--- begin Record set ---
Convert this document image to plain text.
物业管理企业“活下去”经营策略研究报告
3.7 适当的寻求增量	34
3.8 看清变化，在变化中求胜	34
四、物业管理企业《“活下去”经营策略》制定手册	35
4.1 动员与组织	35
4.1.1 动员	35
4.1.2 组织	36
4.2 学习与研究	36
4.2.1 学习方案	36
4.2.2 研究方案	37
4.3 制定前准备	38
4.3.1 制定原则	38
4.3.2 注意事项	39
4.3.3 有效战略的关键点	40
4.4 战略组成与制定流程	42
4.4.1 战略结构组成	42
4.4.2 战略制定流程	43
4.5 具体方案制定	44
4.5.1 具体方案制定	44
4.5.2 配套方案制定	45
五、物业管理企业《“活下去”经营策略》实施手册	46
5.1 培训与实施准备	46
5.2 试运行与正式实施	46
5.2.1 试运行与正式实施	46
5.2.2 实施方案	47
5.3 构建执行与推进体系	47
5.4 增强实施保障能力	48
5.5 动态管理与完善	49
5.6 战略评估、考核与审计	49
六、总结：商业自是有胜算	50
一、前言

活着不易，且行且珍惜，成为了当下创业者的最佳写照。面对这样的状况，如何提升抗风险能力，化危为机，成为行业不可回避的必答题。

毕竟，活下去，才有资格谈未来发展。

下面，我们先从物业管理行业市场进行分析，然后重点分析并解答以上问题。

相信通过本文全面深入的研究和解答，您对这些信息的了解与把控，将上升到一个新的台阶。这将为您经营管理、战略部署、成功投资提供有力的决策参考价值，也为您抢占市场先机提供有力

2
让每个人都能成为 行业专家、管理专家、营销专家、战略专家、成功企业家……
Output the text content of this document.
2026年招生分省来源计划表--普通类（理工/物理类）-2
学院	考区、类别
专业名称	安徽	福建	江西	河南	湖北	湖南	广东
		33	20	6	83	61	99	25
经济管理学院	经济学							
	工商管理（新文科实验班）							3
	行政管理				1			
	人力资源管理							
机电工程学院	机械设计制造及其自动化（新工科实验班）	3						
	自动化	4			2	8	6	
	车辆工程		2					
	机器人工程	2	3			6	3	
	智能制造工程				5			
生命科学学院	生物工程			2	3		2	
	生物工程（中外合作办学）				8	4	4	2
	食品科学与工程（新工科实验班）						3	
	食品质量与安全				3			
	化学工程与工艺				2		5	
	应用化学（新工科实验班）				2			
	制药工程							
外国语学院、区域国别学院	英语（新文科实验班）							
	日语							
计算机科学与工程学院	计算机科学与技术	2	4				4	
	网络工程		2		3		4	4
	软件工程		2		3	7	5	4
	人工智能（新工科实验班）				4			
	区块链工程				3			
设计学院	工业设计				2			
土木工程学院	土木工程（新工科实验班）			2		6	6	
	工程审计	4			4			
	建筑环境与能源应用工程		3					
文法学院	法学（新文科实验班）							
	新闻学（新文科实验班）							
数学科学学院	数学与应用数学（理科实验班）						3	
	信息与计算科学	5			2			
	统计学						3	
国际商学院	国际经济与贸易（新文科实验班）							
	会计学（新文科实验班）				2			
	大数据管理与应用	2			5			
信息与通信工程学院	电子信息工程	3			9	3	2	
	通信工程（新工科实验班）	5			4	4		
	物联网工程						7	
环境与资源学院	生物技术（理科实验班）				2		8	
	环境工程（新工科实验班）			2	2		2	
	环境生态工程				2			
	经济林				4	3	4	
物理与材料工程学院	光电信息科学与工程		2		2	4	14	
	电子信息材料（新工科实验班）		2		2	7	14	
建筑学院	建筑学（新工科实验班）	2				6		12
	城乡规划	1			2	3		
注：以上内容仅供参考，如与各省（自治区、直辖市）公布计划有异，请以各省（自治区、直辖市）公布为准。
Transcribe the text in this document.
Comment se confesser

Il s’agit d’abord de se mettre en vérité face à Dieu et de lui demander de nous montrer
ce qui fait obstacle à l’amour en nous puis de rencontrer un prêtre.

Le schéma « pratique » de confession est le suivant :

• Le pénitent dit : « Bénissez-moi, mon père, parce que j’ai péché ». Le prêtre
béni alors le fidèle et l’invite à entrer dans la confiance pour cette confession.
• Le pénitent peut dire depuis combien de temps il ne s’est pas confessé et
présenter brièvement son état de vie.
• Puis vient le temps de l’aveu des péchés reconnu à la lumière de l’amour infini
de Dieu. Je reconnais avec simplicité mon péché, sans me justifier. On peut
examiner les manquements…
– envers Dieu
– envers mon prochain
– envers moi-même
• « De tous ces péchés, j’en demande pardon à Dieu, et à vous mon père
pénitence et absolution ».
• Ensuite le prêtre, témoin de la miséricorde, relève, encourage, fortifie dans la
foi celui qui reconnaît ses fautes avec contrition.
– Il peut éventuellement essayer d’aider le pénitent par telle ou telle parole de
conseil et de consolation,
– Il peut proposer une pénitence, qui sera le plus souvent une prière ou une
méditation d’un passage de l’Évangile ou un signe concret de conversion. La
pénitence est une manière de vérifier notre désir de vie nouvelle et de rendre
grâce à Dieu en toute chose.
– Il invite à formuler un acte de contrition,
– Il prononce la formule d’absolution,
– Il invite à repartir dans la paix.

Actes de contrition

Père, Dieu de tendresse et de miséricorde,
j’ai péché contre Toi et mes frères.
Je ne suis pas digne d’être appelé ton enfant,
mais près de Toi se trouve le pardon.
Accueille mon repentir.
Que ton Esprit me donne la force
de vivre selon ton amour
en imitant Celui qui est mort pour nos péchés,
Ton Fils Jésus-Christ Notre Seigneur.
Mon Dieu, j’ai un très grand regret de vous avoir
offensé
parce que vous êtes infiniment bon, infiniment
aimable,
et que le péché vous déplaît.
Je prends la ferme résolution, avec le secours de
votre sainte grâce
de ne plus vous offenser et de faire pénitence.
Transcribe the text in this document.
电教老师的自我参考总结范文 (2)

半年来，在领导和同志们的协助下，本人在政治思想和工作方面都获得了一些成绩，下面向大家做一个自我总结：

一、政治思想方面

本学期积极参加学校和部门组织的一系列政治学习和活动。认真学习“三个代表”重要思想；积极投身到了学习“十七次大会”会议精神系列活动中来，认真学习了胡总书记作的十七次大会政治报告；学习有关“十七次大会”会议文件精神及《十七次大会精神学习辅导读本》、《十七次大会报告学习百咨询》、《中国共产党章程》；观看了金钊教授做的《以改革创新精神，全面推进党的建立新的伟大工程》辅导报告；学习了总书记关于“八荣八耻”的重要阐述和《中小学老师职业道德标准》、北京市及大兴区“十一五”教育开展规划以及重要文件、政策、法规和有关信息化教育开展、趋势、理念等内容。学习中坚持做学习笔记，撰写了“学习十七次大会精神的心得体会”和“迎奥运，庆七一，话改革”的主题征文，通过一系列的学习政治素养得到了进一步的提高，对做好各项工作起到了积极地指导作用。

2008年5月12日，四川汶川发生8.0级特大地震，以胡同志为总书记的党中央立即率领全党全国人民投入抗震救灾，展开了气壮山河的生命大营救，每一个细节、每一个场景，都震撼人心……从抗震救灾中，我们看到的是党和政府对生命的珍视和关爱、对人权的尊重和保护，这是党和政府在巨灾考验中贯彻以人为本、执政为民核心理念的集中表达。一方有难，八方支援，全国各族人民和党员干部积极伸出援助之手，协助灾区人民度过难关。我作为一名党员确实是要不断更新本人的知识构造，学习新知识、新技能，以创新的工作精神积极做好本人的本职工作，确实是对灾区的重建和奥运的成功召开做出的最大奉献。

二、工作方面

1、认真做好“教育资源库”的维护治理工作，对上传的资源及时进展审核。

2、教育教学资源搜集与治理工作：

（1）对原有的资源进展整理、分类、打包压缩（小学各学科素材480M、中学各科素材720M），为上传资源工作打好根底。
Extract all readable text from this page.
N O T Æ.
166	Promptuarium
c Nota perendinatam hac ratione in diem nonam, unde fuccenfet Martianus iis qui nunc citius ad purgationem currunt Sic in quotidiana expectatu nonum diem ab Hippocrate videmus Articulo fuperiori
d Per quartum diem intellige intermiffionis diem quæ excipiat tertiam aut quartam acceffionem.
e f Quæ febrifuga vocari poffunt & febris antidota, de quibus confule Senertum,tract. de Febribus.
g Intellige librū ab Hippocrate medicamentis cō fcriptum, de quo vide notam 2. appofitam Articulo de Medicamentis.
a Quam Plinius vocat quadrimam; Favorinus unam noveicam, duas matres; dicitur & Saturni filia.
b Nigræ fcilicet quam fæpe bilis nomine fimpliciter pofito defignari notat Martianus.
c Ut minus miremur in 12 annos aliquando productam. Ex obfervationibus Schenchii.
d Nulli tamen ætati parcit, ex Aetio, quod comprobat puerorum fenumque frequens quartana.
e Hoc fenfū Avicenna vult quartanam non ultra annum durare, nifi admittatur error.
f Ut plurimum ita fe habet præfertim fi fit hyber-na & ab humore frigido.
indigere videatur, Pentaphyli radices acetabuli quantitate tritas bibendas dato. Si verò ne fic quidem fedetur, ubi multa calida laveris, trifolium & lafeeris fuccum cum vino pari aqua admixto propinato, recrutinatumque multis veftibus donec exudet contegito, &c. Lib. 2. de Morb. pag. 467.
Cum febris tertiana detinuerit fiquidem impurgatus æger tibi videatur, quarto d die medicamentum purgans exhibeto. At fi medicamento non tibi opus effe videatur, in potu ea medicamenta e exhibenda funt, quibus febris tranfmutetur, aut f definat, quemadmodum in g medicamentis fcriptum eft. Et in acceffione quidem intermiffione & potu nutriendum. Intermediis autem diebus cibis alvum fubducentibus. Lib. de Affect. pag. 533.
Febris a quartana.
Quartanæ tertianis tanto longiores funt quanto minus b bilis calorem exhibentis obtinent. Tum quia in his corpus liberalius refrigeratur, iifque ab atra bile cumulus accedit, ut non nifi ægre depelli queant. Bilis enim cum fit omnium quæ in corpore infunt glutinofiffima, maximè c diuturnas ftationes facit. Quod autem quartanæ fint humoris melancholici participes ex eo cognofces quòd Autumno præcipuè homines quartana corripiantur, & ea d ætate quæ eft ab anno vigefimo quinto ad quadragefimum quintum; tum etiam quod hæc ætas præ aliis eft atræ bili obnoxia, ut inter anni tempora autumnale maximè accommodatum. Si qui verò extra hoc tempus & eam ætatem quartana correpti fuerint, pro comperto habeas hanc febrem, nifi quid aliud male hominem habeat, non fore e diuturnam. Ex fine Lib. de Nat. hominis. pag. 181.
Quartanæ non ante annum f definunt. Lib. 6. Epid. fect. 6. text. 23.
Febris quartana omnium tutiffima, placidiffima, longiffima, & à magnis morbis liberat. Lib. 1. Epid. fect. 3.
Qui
--- end Record set ---
# What to produce
Locate all lines that include the word "Articulo" and copy them out.

# Response below
c Nota perendinatam hac ratione in diem nonam, unde fuccenfet Martianus iis qui nunc citius ad purgationem currunt Sic in quotidiana expectatu nonum diem ab Hippocrate videmus Articulo fuperiori
g Intellige librū ab Hippocrate medicamentis cō fcriptum, de quo vide notam 2. appofitam Articulo de Medicamentis.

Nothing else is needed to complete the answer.